- [What you need to do]:
1) Answer these questions from the forum excerpt on log rotation below.
(a) Which file system does the excerpt say is in use?
(b) What size is listed for filter_20250614.log?
(c) According to the quoted statement, what does the "maximum file size" tell the system to do?
2) Transcribe the stretch of the forum excerpt on log rotation below from "Quote from: Patrick" through "as you write.".
3) Continue the forum excerpt on log rotation below from the point where it stops.

Quote from: Patrick M. Hausen on June 10, 2025, 10:01:39 PMThe "maximum file size" tells the system to rotate and compress any file that's over that particular size.
nope. Neither the size of the log files with the settings from the menu does not match, and none of them are placed in the archive as you write.
File system is of course ZFS
root@OPNsense:~ # ls -lh /var/log/filter
total 234881
-rw------- 1 root wheel 47M Jun 12 17:01 filter_20250612.0017.log
-rw------- 1 root wheel 48M Jun 12 18:01 filter_20250612.0018.log
-rw------- 1 root wheel 45M Jun 12 19:01 filter_20250612.0019.log
-rw------- 1 root wheel 32M Jun 12 20:00 filter_20250612.0020.log
-rw------- 1 root wheel 47M Jun 12 21:00 filter_20250612.0021.log
-rw------- 1 root wheel 33M Jun 12 22:00 filter_20250612.0022.log
-rw------- 1 root wheel 41M Jun 12 23:01 filter_20250612.0023.log
-rw------- 1 root wheel 46M Jun 12 23:59 filter_20250612.log
-rw------- 1 root wheel 45M Jun 13 01:01 filter_20250613.0001.log
-rw------- 1 root wheel 42M Jun 13 02:01 filter_20250613.0002.log
-rw------- 1 root wheel 32M Jun 13 03:01 filter_20250613.0003.log
-rw------- 1 root wheel 21M Jun 13 04:00 filter_20250613.0004.log
-rw------- 1 root wheel 38M Jun 13 05:01 filter_20250613.0005.log
-rw------- 1 root wheel 36M Jun 13 06:00 filter_20250613.0006.log
-rw------- 1 root wheel 25M Jun 13 07:01 filter_20250613.0007.log
-rw------- 1 root wheel 36M Jun 13 08:01 filter_20250613.0008.log
-rw------- 1 root wheel 60M Jun 13 10:00 filter_20250613.0009.log
-rw------- 1 root wheel 44M Jun 13 11:01 filter_20250613.0010.log
-rw------- 1 root wheel 43M Jun 13 12:01 filter_20250613.0011.log
-rw------- 1 root wheel 47M Jun 13 13:00 filter_20250613.0012.log
-rw------- 1 root wheel 47M Jun 13 14:00 filter_20250613.0013.log
-rw------- 1 root wheel 46M Jun 13 15:00 filter_20250613.0014.log
-rw------- 1 root wheel 48M Jun 13 16:01 filter_20250613.0015.log
-rw------- 1 root wheel 47M Jun 13 17:01 filter_20250613.0016.log
-rw------- 1 root wheel 47M Jun 13 18:01 filter_20250613.0017.log
-rw------- 1 root wheel 48M Jun 13 19:00 filter_20250613.0018.log
-rw------- 1 root wheel 33M Jun 13 20:01 filter_20250613.0019.log
-rw------- 1 root wheel 40M Jun 13 21:00 filter_20250613.0020.log
-rw------- 1 root wheel 50M Jun 13 22:01 filter_20250613.0021.log
-rw------- 1 root wheel 48M Jun 13 23:01 filter_20250613.0022.log
-rw------- 1 root wheel 44M Jun 13 23:59 filter_20250613.log
-rw------- 1 root wheel 660K Jun 14 00:00 filter_20250614.log
Look at th3 time stamps - they are rotated every hour if they are above the configured size.

- [Supplied records]:
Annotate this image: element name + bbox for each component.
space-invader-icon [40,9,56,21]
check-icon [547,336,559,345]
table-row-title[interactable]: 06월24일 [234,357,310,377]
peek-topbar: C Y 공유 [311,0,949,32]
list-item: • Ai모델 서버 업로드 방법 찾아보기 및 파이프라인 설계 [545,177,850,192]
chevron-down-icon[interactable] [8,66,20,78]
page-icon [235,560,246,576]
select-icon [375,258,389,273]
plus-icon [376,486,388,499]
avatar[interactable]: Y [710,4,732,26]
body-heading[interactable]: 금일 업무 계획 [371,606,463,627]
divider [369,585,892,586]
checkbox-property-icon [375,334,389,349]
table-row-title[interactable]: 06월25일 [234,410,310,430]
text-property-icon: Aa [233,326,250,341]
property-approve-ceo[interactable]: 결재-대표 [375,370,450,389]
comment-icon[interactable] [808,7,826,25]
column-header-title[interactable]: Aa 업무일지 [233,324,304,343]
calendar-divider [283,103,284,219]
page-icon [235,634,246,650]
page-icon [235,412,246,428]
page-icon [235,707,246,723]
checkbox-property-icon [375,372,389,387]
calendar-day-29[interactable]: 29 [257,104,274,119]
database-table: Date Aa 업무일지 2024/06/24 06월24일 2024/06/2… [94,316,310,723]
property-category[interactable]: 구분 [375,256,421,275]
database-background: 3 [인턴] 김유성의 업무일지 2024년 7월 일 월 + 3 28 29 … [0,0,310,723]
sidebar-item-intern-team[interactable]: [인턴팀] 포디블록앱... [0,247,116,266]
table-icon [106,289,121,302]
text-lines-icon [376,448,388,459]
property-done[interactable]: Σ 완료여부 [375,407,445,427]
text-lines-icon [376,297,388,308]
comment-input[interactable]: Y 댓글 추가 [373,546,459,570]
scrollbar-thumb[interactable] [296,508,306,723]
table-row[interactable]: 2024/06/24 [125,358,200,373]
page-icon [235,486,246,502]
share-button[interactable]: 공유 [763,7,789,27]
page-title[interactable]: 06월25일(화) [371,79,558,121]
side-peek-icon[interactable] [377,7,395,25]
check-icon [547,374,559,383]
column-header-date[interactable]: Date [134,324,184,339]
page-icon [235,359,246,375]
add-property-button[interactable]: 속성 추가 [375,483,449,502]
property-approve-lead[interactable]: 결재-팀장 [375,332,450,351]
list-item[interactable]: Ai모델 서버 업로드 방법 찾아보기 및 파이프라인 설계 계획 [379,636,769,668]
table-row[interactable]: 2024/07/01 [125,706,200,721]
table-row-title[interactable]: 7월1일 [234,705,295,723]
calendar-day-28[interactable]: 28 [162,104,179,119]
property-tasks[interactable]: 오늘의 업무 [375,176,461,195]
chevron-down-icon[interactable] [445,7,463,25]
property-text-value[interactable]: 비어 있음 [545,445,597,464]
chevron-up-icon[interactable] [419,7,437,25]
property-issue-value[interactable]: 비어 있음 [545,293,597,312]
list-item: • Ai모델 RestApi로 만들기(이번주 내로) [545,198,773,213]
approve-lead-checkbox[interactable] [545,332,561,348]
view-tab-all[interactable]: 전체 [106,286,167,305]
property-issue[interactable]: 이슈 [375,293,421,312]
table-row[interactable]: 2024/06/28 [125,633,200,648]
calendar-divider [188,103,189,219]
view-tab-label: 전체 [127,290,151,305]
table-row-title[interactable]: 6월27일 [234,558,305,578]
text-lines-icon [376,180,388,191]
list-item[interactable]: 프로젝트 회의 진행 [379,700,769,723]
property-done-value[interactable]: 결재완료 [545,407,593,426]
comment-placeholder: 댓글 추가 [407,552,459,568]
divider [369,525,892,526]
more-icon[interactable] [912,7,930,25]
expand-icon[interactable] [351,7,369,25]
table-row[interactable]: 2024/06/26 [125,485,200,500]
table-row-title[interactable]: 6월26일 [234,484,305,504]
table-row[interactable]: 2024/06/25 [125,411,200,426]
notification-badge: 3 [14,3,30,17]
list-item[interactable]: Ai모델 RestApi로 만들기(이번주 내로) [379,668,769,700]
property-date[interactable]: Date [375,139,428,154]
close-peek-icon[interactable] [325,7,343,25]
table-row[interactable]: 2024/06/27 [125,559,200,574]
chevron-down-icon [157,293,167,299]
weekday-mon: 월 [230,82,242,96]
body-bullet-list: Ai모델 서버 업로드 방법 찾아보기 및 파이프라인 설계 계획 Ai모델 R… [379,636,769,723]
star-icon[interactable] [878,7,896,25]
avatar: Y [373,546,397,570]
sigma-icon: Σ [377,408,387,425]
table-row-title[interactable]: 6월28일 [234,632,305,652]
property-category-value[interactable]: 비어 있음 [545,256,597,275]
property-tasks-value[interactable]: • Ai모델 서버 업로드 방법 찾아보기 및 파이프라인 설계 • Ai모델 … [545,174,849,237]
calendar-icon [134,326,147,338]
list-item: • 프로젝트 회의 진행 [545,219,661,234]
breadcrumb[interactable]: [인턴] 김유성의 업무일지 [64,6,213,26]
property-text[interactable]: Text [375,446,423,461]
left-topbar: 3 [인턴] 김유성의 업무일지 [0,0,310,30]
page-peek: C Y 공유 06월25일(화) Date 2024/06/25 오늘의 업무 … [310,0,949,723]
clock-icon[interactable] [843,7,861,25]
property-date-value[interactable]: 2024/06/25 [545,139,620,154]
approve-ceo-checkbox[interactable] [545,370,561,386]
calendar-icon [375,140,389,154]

- [Answers to the problems]:
1)
(a) ZFS
(b) 660K
(c) To rotate and compress any file that is over that particular size.

2)
Quote from: Patrick M. Hausen on June 10, 2025, 10:01:39 PMThe "maximum file size" tells the system to rotate and compress any file that's over that particular size.
nope. Neither the size of the log files with the settings from the menu does not match, and none of them are placed in the archive as you write.

3)
I think he's asking why the file is not rotated when reached the specified size without waiting for the turn of the hour. He would expect to see a number of files of circa 20 Mb within the hour, any hour but no more than 31.
Because files are only ever rotated at the full hour. Additionally they must be above the configured size threshold.
Yes that is clear. I don't know how to change the behaviour to what he wants. I've seen it done but it wasn't newsyslog but a custom logging library on another type of system. I used to manage a team that looked after these systems and we changed the config file to make it do that.
Essentially the defined file size triggered the rotation, not the time.
Edit: logrotate can do it. that's what I use in ubuntu linux, just remembered.
Quote from: Patrick M. Hausen on June 13, 2025, 11:31:13 PMthey are rotated every hour if they are above the configured size.
You wrote above that it is compressed to reduce the size, I don't see any archives in the log directory (except for nginx logs and a few other applications). These are just text strings and archiving would significantly reduce the size of the files, and freebsd logging settings allow you to do this, why this functionality is not used is another question.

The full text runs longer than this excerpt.